[Exercise description] Find the lines in the records that carry the word "siNT". Copy each one.

### Extracted records ###

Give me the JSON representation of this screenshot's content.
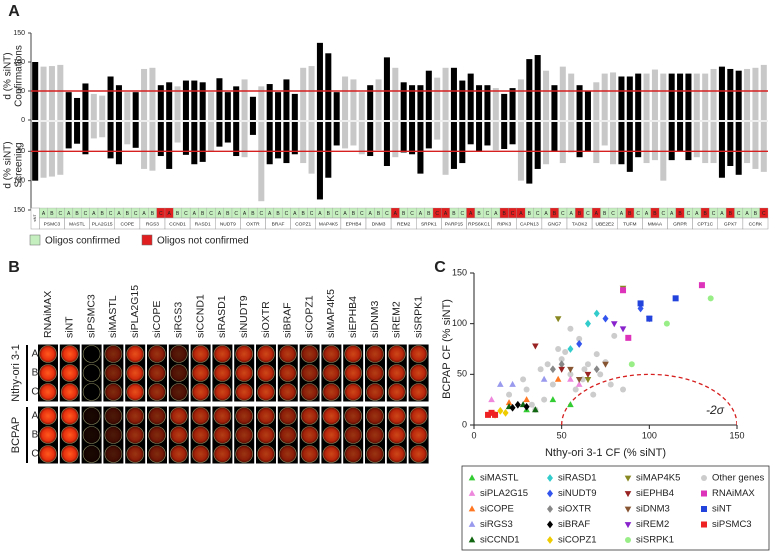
{
  "chart_data": [
    {
      "type": "mirror_bar",
      "panel": "A",
      "ylabel_top": "d (% siNT)",
      "ylabel_top_sub": "Confirmations",
      "ylabel_bottom": "d (% siNT)",
      "ylabel_bottom_sub": "Screening",
      "ylim": [
        0,
        150
      ],
      "yticks": [
        0,
        50,
        100,
        150
      ],
      "y2lim": [
        0,
        150
      ],
      "y2ticks": [
        50,
        100,
        150
      ],
      "threshold": 50,
      "threshold_color": "#d62020",
      "oligos": [
        "A",
        "B",
        "C"
      ],
      "legend": [
        {
          "name": "Oligos confirmed",
          "color": "#c6efc0"
        },
        {
          "name": "Oligos not confirmed",
          "color": "#e02020"
        }
      ],
      "control": {
        "name": "siNT",
        "confirmations": 100,
        "screening": 100,
        "color": "#000"
      },
      "genes": [
        {
          "name": "PSMC3",
          "confirmations": [
            92,
            93,
            95
          ],
          "screening": [
            95,
            93,
            90
          ],
          "colors": [
            "#c8c8c8",
            "#c8c8c8",
            "#c8c8c8"
          ],
          "confirmed": [
            true,
            true,
            true
          ]
        },
        {
          "name": "MASTL",
          "confirmations": [
            48,
            38,
            63
          ],
          "screening": [
            45,
            37,
            55
          ],
          "colors": [
            "#000",
            "#000",
            "#000"
          ],
          "confirmed": [
            true,
            true,
            true
          ]
        },
        {
          "name": "PLA2G15",
          "confirmations": [
            45,
            42,
            75
          ],
          "screening": [
            28,
            26,
            62
          ],
          "colors": [
            "#c8c8c8",
            "#c8c8c8",
            "#000"
          ],
          "confirmed": [
            true,
            true,
            true
          ]
        },
        {
          "name": "COPE",
          "confirmations": [
            60,
            48,
            48
          ],
          "screening": [
            72,
            38,
            44
          ],
          "colors": [
            "#000",
            "#c8c8c8",
            "#000"
          ],
          "confirmed": [
            true,
            true,
            true
          ]
        },
        {
          "name": "RGS3",
          "confirmations": [
            88,
            90,
            60
          ],
          "screening": [
            80,
            83,
            58
          ],
          "colors": [
            "#c8c8c8",
            "#c8c8c8",
            "#000"
          ],
          "confirmed": [
            true,
            true,
            false
          ]
        },
        {
          "name": "CCND1",
          "confirmations": [
            65,
            58,
            68
          ],
          "screening": [
            80,
            35,
            56
          ],
          "colors": [
            "#000",
            "#c8c8c8",
            "#000"
          ],
          "confirmed": [
            false,
            true,
            true
          ]
        },
        {
          "name": "RASD1",
          "confirmations": [
            68,
            65,
            48
          ],
          "screening": [
            72,
            68,
            50
          ],
          "colors": [
            "#000",
            "#000",
            "#c8c8c8"
          ],
          "confirmed": [
            true,
            true,
            true
          ]
        },
        {
          "name": "NUDT9",
          "confirmations": [
            72,
            48,
            58
          ],
          "screening": [
            42,
            35,
            58
          ],
          "colors": [
            "#000",
            "#000",
            "#000"
          ],
          "confirmed": [
            true,
            true,
            true
          ]
        },
        {
          "name": "OXTR",
          "confirmations": [
            70,
            40,
            58
          ],
          "screening": [
            60,
            22,
            135
          ],
          "colors": [
            "#c8c8c8",
            "#000",
            "#c8c8c8"
          ],
          "confirmed": [
            true,
            true,
            true
          ]
        },
        {
          "name": "BRAF",
          "confirmations": [
            62,
            48,
            70
          ],
          "screening": [
            72,
            62,
            70
          ],
          "colors": [
            "#000",
            "#000",
            "#000"
          ],
          "confirmed": [
            true,
            true,
            true
          ]
        },
        {
          "name": "COPZ1",
          "confirmations": [
            45,
            90,
            93
          ],
          "screening": [
            55,
            70,
            88
          ],
          "colors": [
            "#000",
            "#c8c8c8",
            "#c8c8c8"
          ],
          "confirmed": [
            true,
            true,
            true
          ]
        },
        {
          "name": "MAP4K5",
          "confirmations": [
            133,
            115,
            48
          ],
          "screening": [
            132,
            95,
            40
          ],
          "colors": [
            "#000",
            "#000",
            "#000"
          ],
          "confirmed": [
            true,
            true,
            true
          ]
        },
        {
          "name": "EPHB4",
          "confirmations": [
            75,
            70,
            48
          ],
          "screening": [
            45,
            40,
            55
          ],
          "colors": [
            "#c8c8c8",
            "#c8c8c8",
            "#c8c8c8"
          ],
          "confirmed": [
            true,
            true,
            true
          ]
        },
        {
          "name": "DNM3",
          "confirmations": [
            60,
            70,
            108
          ],
          "screening": [
            58,
            48,
            75
          ],
          "colors": [
            "#000",
            "#c8c8c8",
            "#000"
          ],
          "confirmed": [
            true,
            true,
            true
          ]
        },
        {
          "name": "REM2",
          "confirmations": [
            90,
            65,
            60
          ],
          "screening": [
            60,
            52,
            55
          ],
          "colors": [
            "#c8c8c8",
            "#000",
            "#000"
          ],
          "confirmed": [
            false,
            true,
            true
          ]
        },
        {
          "name": "SRPK1",
          "confirmations": [
            60,
            85,
            73
          ],
          "screening": [
            88,
            45,
            30
          ],
          "colors": [
            "#000",
            "#000",
            "#c8c8c8"
          ],
          "confirmed": [
            true,
            true,
            false
          ]
        },
        {
          "name": "PARP15",
          "confirmations": [
            90,
            90,
            68
          ],
          "screening": [
            90,
            80,
            70
          ],
          "colors": [
            "#c8c8c8",
            "#000",
            "#000"
          ],
          "confirmed": [
            false,
            true,
            true
          ]
        },
        {
          "name": "RPS6KC1",
          "confirmations": [
            80,
            60,
            60
          ],
          "screening": [
            38,
            50,
            40
          ],
          "colors": [
            "#000",
            "#000",
            "#000"
          ],
          "confirmed": [
            false,
            true,
            true
          ]
        },
        {
          "name": "RIPK3",
          "confirmations": [
            55,
            45,
            55
          ],
          "screening": [
            48,
            46,
            38
          ],
          "colors": [
            "#c8c8c8",
            "#000",
            "#000"
          ],
          "confirmed": [
            true,
            false,
            false
          ]
        },
        {
          "name": "CAPN13",
          "confirmations": [
            70,
            105,
            112
          ],
          "screening": [
            100,
            105,
            80
          ],
          "colors": [
            "#c8c8c8",
            "#000",
            "#000"
          ],
          "confirmed": [
            false,
            true,
            true
          ]
        },
        {
          "name": "GNG7",
          "confirmations": [
            85,
            60,
            92
          ],
          "screening": [
            72,
            50,
            70
          ],
          "colors": [
            "#c8c8c8",
            "#000",
            "#c8c8c8"
          ],
          "confirmed": [
            true,
            false,
            true
          ]
        },
        {
          "name": "TAOK2",
          "confirmations": [
            80,
            60,
            50
          ],
          "screening": [
            52,
            60,
            50
          ],
          "colors": [
            "#c8c8c8",
            "#000",
            "#000"
          ],
          "confirmed": [
            true,
            false,
            true
          ]
        },
        {
          "name": "UBE2E2",
          "confirmations": [
            65,
            80,
            82
          ],
          "screening": [
            70,
            40,
            72
          ],
          "colors": [
            "#c8c8c8",
            "#c8c8c8",
            "#c8c8c8"
          ],
          "confirmed": [
            false,
            true,
            true
          ]
        },
        {
          "name": "TUFM",
          "confirmations": [
            75,
            75,
            80
          ],
          "screening": [
            72,
            85,
            60
          ],
          "colors": [
            "#000",
            "#000",
            "#000"
          ],
          "confirmed": [
            true,
            false,
            true
          ]
        },
        {
          "name": "MMAA",
          "confirmations": [
            80,
            87,
            80
          ],
          "screening": [
            70,
            65,
            100
          ],
          "colors": [
            "#c8c8c8",
            "#c8c8c8",
            "#c8c8c8"
          ],
          "confirmed": [
            true,
            false,
            true
          ]
        },
        {
          "name": "GRPR",
          "confirmations": [
            80,
            80,
            80
          ],
          "screening": [
            65,
            50,
            65
          ],
          "colors": [
            "#000",
            "#000",
            "#000"
          ],
          "confirmed": [
            true,
            false,
            true
          ]
        },
        {
          "name": "CPT1C",
          "confirmations": [
            80,
            80,
            88
          ],
          "screening": [
            60,
            70,
            70
          ],
          "colors": [
            "#c8c8c8",
            "#c8c8c8",
            "#c8c8c8"
          ],
          "confirmed": [
            true,
            false,
            true
          ]
        },
        {
          "name": "GPX7",
          "confirmations": [
            92,
            88,
            85
          ],
          "screening": [
            95,
            75,
            90
          ],
          "colors": [
            "#000",
            "#000",
            "#000"
          ],
          "confirmed": [
            true,
            false,
            true
          ]
        },
        {
          "name": "CCRK",
          "confirmations": [
            88,
            90,
            95
          ],
          "screening": [
            70,
            80,
            85
          ],
          "colors": [
            "#c8c8c8",
            "#c8c8c8",
            "#c8c8c8"
          ],
          "confirmed": [
            true,
            true,
            false
          ]
        }
      ]
    },
    {
      "type": "scatter",
      "panel": "C",
      "xlabel": "Nthy-ori 3-1 CF (% siNT)",
      "ylabel": "BCPAP CF (% siNT)",
      "xlim": [
        0,
        150
      ],
      "ylim": [
        0,
        150
      ],
      "xticks": [
        0,
        50,
        100,
        150
      ],
      "yticks": [
        0,
        50,
        100,
        150
      ],
      "threshold": {
        "label": "-2σ",
        "center": [
          100,
          0
        ],
        "radius": 50,
        "color": "#d62020"
      },
      "series": [
        {
          "name": "siMASTL",
          "color": "#33cc33",
          "marker": "triangle",
          "x": [
            30,
            45,
            55
          ],
          "y": [
            15,
            25,
            20
          ]
        },
        {
          "name": "siPLA2G15",
          "color": "#ee88dd",
          "marker": "triangle",
          "x": [
            10,
            60,
            55
          ],
          "y": [
            25,
            40,
            45
          ]
        },
        {
          "name": "siCOPE",
          "color": "#ff7722",
          "marker": "triangle",
          "x": [
            20,
            30,
            48
          ],
          "y": [
            22,
            25,
            45
          ]
        },
        {
          "name": "siRGS3",
          "color": "#9999ee",
          "marker": "triangle",
          "x": [
            15,
            22,
            40
          ],
          "y": [
            40,
            40,
            45
          ]
        },
        {
          "name": "siCCND1",
          "color": "#116611",
          "marker": "triangle",
          "x": [
            28,
            35,
            20
          ],
          "y": [
            20,
            15,
            18
          ]
        },
        {
          "name": "siRASD1",
          "color": "#33cccc",
          "marker": "diamond",
          "x": [
            65,
            55,
            70
          ],
          "y": [
            100,
            75,
            110
          ]
        },
        {
          "name": "siNUDT9",
          "color": "#3355ee",
          "marker": "diamond",
          "x": [
            75,
            60,
            95
          ],
          "y": [
            105,
            80,
            115
          ]
        },
        {
          "name": "siOXTR",
          "color": "#888888",
          "marker": "diamond",
          "x": [
            50,
            45,
            70
          ],
          "y": [
            60,
            55,
            55
          ]
        },
        {
          "name": "siBRAF",
          "color": "#000000",
          "marker": "diamond",
          "x": [
            25,
            30,
            22
          ],
          "y": [
            20,
            18,
            17
          ]
        },
        {
          "name": "siCOPZ1",
          "color": "#eecc00",
          "marker": "diamond",
          "x": [
            12,
            18,
            15
          ],
          "y": [
            10,
            12,
            14
          ]
        },
        {
          "name": "siMAP4K5",
          "color": "#888822",
          "marker": "triangle-down",
          "x": [
            48,
            85,
            65
          ],
          "y": [
            105,
            135,
            45
          ]
        },
        {
          "name": "siEPHB4",
          "color": "#992222",
          "marker": "triangle-down",
          "x": [
            35,
            50,
            65
          ],
          "y": [
            78,
            55,
            50
          ]
        },
        {
          "name": "siDNM3",
          "color": "#885533",
          "marker": "triangle-down",
          "x": [
            55,
            75,
            60
          ],
          "y": [
            55,
            60,
            45
          ]
        },
        {
          "name": "siREM2",
          "color": "#8822cc",
          "marker": "triangle-down",
          "x": [
            100,
            80,
            85
          ],
          "y": [
            105,
            100,
            95
          ]
        },
        {
          "name": "siSRPK1",
          "color": "#99ee88",
          "marker": "circle",
          "x": [
            135,
            110,
            90
          ],
          "y": [
            125,
            100,
            60
          ]
        },
        {
          "name": "Other genes",
          "color": "#cccccc",
          "marker": "circle",
          "x": [
            20,
            28,
            33,
            38,
            42,
            45,
            50,
            52,
            55,
            58,
            60,
            62,
            65,
            68,
            70,
            72,
            75,
            78,
            80,
            85,
            40,
            48,
            35,
            55,
            63,
            30
          ],
          "y": [
            30,
            45,
            20,
            55,
            60,
            40,
            65,
            72,
            50,
            35,
            85,
            45,
            60,
            30,
            70,
            50,
            62,
            40,
            88,
            35,
            25,
            75,
            15,
            95,
            55,
            35
          ]
        },
        {
          "name": "RNAiMAX",
          "color": "#dd33bb",
          "marker": "square",
          "x": [
            85,
            88,
            130
          ],
          "y": [
            133,
            86,
            138
          ]
        },
        {
          "name": "siNT",
          "color": "#2244dd",
          "marker": "square",
          "x": [
            115,
            100,
            95
          ],
          "y": [
            125,
            105,
            120
          ]
        },
        {
          "name": "siPSMC3",
          "color": "#ee2222",
          "marker": "square",
          "x": [
            8,
            10,
            12
          ],
          "y": [
            10,
            12,
            10
          ]
        }
      ]
    }
  ],
  "image_grid": {
    "panel": "B",
    "columns": [
      "RNAiMAX",
      "siNT",
      "siPSMC3",
      "siMASTL",
      "siPLA2G15",
      "siCOPE",
      "siRGS3",
      "siCCND1",
      "siRASD1",
      "siNUDT9",
      "siOXTR",
      "siBRAF",
      "siCOPZ1",
      "siMAP4K5",
      "siEPHB4",
      "siDNM3",
      "siREM2",
      "siSRPK1"
    ],
    "groups": [
      {
        "name": "Nthy-ori 3-1",
        "rows": [
          "A",
          "B",
          "C"
        ]
      },
      {
        "name": "BCPAP",
        "rows": [
          "A",
          "B",
          "C"
        ]
      }
    ]
  }
}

###

[Solved problem]
      "ylabel_top": "d (% siNT)",
      "ylabel_bottom": "d (% siNT)",
        "name": "siNT",
      "xlabel": "Nthy-ori 3-1 CF (% siNT)",
      "ylabel": "BCPAP CF (% siNT)",
          "name": "siNT",
      "siNT",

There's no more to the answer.